**WHAT IS ASKED**
Gather all lines in the entries that include the word "baseline".

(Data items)
------------------------------------------------

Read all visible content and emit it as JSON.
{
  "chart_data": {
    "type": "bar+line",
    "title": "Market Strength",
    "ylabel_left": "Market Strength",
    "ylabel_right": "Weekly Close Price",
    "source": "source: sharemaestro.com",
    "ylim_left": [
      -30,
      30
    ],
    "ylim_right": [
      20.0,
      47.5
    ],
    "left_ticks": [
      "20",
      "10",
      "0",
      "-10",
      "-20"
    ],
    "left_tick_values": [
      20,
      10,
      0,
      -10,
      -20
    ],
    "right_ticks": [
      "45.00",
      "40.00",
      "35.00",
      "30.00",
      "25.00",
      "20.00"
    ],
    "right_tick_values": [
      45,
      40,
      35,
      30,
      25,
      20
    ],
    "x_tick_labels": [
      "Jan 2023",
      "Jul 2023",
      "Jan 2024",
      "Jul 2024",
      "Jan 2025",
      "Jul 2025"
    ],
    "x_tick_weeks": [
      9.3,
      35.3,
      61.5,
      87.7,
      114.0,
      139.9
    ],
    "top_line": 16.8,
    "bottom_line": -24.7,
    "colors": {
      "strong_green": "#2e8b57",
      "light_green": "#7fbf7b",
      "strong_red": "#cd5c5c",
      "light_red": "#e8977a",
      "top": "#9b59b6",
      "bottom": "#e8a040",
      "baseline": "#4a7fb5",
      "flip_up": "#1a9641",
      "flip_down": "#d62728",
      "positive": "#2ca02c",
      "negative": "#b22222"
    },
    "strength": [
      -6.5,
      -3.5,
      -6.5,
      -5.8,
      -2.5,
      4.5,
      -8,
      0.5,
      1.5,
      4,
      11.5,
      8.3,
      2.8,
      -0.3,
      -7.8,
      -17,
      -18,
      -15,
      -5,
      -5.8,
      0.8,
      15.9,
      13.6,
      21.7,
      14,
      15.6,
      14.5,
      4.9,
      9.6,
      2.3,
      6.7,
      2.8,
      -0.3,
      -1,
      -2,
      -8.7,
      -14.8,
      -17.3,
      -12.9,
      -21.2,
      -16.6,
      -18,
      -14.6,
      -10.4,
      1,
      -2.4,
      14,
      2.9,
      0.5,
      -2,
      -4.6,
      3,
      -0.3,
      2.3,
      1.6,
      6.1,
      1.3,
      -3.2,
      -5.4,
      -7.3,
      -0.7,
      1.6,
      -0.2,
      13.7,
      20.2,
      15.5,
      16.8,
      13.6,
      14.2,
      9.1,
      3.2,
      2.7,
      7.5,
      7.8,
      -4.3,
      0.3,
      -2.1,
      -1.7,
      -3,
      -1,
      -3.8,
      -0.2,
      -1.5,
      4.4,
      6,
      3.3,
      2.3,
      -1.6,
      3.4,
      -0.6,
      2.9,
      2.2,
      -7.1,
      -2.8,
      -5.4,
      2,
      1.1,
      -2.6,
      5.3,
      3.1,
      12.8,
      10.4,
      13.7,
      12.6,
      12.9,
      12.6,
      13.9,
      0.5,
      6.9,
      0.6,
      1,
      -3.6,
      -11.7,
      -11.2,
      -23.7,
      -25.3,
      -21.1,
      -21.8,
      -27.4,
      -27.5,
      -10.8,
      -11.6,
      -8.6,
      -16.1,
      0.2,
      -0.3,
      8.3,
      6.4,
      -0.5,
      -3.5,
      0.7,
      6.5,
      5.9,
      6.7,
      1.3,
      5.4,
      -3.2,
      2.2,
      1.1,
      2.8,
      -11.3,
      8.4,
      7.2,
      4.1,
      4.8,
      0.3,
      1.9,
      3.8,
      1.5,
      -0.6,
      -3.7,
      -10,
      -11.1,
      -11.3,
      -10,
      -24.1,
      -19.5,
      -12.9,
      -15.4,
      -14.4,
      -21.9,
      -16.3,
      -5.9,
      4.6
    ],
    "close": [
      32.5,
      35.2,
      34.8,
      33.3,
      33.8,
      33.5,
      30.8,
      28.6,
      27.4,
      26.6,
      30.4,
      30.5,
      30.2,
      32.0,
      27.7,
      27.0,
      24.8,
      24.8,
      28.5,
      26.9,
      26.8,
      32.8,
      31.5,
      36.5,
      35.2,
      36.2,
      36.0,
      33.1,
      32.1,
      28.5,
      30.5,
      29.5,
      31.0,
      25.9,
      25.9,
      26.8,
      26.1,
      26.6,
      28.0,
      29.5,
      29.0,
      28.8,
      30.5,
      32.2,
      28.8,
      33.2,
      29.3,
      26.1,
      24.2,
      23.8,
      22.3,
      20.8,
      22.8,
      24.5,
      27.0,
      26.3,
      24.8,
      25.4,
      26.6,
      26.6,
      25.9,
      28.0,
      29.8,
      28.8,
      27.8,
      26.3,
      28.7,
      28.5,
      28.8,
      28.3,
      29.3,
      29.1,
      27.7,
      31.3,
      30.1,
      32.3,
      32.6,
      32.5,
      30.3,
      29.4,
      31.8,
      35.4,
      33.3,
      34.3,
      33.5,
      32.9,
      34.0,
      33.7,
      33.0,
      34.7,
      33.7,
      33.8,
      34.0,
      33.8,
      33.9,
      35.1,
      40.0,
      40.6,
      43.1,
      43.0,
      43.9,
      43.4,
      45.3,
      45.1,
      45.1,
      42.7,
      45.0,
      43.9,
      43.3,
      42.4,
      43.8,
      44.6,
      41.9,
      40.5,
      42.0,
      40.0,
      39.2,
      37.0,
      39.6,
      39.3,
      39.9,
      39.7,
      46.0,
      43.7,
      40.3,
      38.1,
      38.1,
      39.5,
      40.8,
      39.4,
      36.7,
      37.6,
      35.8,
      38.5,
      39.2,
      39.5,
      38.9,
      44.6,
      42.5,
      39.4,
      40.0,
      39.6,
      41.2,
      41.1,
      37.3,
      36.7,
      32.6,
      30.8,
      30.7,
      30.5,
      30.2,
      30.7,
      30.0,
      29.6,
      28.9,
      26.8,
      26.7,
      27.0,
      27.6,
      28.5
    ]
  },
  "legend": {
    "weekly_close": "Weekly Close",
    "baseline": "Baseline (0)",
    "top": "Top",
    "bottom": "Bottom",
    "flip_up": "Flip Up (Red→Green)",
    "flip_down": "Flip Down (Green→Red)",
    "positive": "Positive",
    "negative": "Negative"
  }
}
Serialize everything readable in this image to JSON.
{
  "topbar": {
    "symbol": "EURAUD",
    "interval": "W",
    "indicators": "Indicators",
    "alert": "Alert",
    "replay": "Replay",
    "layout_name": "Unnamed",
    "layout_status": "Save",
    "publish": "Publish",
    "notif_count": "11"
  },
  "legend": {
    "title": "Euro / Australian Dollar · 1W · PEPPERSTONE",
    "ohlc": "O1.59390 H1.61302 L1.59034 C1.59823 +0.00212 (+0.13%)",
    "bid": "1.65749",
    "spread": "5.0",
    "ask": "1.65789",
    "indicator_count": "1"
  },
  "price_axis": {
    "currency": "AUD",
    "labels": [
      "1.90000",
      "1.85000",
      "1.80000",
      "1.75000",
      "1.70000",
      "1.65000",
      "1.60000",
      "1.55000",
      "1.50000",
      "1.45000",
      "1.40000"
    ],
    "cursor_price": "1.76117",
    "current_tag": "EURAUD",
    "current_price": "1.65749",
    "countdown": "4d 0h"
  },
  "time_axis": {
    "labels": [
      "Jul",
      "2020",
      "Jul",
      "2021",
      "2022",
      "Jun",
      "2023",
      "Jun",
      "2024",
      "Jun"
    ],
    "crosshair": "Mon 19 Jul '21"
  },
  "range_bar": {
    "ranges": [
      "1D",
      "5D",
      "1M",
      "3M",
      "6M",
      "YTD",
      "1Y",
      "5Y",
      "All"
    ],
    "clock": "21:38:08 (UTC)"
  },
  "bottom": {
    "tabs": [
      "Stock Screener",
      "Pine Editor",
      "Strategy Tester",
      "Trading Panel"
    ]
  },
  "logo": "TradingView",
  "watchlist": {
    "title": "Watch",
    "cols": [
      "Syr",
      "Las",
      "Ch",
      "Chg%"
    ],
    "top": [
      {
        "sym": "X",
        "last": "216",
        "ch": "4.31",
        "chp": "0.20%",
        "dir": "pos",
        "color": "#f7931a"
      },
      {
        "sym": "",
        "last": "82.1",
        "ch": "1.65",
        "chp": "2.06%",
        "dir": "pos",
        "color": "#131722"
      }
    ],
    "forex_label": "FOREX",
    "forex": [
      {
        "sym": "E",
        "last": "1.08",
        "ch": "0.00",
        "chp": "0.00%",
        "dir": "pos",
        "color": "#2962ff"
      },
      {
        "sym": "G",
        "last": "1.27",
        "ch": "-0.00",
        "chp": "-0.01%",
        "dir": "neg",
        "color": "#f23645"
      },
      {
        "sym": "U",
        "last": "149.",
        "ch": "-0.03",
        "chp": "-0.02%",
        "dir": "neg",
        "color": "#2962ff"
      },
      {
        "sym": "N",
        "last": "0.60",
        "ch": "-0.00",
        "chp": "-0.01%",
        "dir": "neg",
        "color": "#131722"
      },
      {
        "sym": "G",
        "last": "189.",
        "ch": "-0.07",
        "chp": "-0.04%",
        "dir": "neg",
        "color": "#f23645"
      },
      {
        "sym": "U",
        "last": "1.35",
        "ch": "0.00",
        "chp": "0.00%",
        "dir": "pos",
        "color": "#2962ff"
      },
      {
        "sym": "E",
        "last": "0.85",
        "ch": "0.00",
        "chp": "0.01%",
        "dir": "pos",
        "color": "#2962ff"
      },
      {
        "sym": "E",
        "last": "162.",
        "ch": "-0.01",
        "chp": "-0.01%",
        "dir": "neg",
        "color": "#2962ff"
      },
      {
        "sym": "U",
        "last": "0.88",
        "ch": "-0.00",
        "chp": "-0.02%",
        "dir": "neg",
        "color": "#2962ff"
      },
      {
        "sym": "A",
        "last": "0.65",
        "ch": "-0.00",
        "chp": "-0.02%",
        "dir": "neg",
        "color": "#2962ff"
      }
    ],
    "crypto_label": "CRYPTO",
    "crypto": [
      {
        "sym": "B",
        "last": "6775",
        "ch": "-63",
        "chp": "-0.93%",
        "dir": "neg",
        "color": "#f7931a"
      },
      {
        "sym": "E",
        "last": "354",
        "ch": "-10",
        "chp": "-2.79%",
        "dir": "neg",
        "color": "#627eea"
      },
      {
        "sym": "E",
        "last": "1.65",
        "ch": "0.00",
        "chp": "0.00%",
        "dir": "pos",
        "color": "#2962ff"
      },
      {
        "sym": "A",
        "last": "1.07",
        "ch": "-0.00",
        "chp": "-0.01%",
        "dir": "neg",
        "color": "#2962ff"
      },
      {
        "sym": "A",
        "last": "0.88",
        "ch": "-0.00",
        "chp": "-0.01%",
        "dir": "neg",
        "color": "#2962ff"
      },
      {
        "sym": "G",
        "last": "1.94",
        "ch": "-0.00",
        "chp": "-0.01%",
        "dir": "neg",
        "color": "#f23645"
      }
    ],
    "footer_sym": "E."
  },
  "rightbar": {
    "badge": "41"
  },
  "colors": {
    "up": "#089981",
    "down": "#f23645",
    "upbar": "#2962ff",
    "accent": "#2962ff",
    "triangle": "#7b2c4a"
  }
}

------------------------------------------------

**THE SOLUTION**
      "baseline": "#4a7fb5",
    "baseline": "Baseline (0)",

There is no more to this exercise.